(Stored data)
>>>>>
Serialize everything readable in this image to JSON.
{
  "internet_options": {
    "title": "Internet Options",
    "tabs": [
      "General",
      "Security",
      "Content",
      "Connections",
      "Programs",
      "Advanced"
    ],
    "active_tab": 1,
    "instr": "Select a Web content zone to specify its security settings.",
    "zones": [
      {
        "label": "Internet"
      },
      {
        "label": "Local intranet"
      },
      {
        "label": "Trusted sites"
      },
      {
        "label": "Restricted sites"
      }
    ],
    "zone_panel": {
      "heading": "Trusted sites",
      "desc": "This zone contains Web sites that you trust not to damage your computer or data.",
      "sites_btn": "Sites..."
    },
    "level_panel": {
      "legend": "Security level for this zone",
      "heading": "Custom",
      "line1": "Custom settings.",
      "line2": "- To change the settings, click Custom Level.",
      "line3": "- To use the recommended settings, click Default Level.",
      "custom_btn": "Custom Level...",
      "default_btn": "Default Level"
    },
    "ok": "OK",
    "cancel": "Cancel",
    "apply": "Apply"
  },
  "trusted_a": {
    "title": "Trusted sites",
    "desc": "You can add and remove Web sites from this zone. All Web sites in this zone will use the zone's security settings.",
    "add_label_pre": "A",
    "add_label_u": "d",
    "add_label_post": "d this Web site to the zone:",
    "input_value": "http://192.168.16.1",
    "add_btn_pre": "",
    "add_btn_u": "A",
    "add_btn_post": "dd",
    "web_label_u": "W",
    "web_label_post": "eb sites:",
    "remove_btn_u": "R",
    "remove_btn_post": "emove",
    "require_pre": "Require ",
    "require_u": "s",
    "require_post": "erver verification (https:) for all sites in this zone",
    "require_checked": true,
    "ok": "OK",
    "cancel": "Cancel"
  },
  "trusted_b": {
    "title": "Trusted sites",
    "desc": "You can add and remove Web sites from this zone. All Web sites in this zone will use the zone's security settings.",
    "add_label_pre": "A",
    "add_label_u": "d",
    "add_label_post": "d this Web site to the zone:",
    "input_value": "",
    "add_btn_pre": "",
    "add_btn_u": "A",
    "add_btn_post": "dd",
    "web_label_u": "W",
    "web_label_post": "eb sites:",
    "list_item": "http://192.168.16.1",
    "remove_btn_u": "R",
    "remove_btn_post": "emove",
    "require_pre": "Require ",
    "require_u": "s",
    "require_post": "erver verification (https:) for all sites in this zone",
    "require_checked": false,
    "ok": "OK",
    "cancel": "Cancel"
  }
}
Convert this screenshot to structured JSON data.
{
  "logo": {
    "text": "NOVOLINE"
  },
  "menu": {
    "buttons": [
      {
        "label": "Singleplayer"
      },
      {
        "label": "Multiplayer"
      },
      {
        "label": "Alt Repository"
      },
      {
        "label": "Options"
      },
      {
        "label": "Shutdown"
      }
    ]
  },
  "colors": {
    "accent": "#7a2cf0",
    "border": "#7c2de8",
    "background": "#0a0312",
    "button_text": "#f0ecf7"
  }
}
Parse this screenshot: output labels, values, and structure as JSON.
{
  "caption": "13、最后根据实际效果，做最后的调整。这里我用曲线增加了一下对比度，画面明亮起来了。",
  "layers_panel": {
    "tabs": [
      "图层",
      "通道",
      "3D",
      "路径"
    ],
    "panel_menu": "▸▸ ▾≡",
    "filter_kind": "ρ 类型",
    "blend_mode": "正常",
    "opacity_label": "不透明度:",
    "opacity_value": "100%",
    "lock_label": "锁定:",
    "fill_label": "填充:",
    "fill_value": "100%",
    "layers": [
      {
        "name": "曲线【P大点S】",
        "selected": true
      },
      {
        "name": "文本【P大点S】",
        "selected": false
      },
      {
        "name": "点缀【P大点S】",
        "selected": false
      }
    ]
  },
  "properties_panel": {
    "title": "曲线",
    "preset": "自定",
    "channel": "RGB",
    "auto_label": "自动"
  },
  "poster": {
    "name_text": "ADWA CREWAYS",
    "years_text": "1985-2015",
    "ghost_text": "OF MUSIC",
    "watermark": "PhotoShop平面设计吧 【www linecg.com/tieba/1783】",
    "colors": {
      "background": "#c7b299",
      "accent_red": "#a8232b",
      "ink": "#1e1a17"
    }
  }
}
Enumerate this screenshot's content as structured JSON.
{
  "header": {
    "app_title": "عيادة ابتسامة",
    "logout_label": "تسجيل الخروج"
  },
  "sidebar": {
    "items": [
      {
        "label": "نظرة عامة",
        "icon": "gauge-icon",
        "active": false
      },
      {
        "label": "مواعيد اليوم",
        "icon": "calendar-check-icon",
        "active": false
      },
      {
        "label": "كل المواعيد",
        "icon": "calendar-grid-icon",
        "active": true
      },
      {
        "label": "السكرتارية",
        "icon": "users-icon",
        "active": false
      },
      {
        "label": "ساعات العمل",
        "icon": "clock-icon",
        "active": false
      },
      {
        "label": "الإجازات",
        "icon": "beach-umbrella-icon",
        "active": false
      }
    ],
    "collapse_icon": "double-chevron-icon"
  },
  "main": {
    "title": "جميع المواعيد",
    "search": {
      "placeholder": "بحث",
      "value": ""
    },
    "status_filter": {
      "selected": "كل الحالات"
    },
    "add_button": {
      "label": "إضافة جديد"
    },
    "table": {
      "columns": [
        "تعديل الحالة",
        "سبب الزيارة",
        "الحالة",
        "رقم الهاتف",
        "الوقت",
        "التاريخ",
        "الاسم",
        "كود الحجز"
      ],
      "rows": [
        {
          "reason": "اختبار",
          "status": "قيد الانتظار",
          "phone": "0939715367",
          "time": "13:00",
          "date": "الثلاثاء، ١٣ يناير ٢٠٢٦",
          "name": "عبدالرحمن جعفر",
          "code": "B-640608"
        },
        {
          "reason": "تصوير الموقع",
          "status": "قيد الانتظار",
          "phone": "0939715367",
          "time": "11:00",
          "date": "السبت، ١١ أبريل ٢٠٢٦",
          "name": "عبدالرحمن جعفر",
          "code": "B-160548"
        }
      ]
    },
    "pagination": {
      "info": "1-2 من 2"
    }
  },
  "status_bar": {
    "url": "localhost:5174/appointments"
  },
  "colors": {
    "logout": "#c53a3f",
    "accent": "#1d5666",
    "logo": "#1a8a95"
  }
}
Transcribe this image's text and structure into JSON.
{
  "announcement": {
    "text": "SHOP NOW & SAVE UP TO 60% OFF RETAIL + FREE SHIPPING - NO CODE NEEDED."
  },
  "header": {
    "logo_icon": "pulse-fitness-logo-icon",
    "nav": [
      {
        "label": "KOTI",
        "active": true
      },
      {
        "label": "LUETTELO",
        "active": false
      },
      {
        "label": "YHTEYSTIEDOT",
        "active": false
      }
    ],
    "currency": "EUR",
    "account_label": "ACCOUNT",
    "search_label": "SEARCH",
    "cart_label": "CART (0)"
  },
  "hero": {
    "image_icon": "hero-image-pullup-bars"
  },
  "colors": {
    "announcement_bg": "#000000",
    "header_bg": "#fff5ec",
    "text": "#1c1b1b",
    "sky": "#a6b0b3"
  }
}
<<<<<
◆ SET TASK ◆
State how many lines above include the word "background", and nothing more.

◆ WRITTEN RESPONSE ◆
2